Document passage -
◇ ◇ ◇ ◇ ◇ ◇ ◇

Interact with Your Data in The Web App

Interact with Your Data in The Web App

Advanced - Using tap-postgres with Meltano

This is a tutorial on how to run tap-postgres with target-postgres in Meltano.

Intro

tap-postgres is not currently officially supported by Meltano, so you have to add it as a custom tap. For more details, check the documentation on adding a custom extractor.

Project Initialization

Let's start by initializing a new Meltano Project and add the supported loader target-postgres:

meltano init tap-postgres
cd tap-postgres
meltano add loader target-postgres

Adding a Custom Extractor

Next step is to add tap-postgres as a custom extractor. We'll use the tap-postgres provided by the Singer.io community:

meltano add --custom extractor tap-postgres

  (namespace): tap-postgres
  (pip_url): tap-postgres
  (executable) [tap-postgres]: tap-postgres

We should then update meltano.yml and add the configuration parameters this tap needs in order to run:

meltano.yml

plugins:
  connections:
  - name: sqlite
  - name: postgresql
  extractors:
  - executable: tap-postgres
    name: tap-postgres
    namespace: tap-postgres
    pip_url: tap-postgres
    settings:
      - name: dbname
        env: TAP_PG_DATABASE
      - name: host
        env: TAP_PG_ADDRESS
      - name: password
        env: TAP_PG_PASSWORD
      - name: port
        env: TAP_PG_PORT
      - name: user
        env: TAP_PG_USERNAME
    config:
      default_replication_method: FULL_TABLE
      include_schemas_in_destination_stream_name: true
  loaders:
  - name: target-postgres
    pip_url: git+https://github.com/meltano/target-postgres.git
send_anonymous_usage_stats: false
version: 1.0

And finally update the project's .env to add the proper settings for the source and the target databases. The TAP_PG_* variables are used by the Tap (i.e. they define the source DB where the data are extracted from), while the PG_* variables are used by the Target (i.e. they define the target DB where the data will be loaded at)

◇ ◇ ◇ ◇ ◇ ◇ ◇

Stored rows -
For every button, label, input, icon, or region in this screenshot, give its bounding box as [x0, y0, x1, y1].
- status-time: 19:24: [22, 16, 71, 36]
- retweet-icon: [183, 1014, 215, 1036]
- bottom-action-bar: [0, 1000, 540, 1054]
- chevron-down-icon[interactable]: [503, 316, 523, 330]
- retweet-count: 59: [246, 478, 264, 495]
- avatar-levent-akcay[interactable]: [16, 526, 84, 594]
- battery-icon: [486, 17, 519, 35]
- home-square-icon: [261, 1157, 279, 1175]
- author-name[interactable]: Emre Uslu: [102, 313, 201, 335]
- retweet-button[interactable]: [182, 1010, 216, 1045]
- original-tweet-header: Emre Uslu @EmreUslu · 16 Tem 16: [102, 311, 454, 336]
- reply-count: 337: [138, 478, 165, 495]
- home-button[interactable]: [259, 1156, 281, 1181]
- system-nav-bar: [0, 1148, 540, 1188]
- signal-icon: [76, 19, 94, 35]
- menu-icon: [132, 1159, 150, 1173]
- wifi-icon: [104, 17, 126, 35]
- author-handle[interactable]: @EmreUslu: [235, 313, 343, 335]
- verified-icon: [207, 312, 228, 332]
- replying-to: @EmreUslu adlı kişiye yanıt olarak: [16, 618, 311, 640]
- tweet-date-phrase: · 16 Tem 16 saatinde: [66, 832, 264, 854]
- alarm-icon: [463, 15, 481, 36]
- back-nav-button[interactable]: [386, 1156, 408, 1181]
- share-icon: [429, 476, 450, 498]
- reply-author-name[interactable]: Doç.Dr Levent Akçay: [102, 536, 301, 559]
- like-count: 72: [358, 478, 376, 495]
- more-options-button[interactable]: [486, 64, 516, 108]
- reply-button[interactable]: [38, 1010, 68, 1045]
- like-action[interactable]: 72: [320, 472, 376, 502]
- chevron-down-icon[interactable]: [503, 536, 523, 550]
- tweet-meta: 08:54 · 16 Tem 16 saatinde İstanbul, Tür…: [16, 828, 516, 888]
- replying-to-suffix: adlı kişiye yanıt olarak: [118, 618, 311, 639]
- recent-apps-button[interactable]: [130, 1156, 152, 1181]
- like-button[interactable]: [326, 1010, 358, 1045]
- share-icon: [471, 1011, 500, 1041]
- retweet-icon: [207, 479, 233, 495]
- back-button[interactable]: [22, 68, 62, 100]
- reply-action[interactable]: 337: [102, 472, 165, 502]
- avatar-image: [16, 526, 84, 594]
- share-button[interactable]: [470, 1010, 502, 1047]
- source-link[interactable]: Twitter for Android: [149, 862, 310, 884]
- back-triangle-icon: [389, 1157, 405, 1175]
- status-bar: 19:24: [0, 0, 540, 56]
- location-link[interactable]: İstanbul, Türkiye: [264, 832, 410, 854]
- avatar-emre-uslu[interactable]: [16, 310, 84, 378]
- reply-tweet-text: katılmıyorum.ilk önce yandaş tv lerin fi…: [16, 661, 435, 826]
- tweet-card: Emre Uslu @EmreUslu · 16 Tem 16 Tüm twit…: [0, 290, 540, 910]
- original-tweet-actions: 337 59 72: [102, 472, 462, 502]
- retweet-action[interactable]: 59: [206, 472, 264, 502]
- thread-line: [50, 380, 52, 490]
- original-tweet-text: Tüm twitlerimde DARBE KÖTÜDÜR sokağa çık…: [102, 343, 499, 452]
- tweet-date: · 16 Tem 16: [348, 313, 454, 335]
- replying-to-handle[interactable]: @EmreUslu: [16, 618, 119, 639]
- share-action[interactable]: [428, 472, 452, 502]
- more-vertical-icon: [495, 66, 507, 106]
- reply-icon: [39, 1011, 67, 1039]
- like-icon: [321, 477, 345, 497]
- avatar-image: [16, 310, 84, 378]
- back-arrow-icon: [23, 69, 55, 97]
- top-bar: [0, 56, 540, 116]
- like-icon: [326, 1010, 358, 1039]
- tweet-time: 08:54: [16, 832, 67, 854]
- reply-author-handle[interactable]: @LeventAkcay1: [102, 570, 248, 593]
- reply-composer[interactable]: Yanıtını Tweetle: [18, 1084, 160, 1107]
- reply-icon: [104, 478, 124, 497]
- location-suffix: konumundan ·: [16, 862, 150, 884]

◇ ◇ ◇ ◇ ◇ ◇ ◇

Goals -
1. Summarize the tap-postgres tutorial in two sentences.
2. Rewrite the part of the tap-postgres tutorial starting at "tap-postgres is not" and ending at "adding a custom extractor.", with "custom tap" changed to "custom plugin".
The listing has no connection to the tap-postgres tutorial.

Full answers -
1. Because Meltano does not officially support tap-postgres, the tutorial shows how to run it with target-postgres by initializing a Meltano project, adding the target-postgres loader, and adding tap-postgres from the Singer.io community as a custom extractor. It then adds the tap's required configuration parameters to meltano.yml and puts source and target database settings in the project's .env file, where the TAP_PG_* variables define the source DB for the tap and the PG_* variables define the target DB.

2.
tap-postgres is not currently officially supported by Meltano, so you have to add it as a custom plugin. For more details, check the documentation on adding a custom extractor.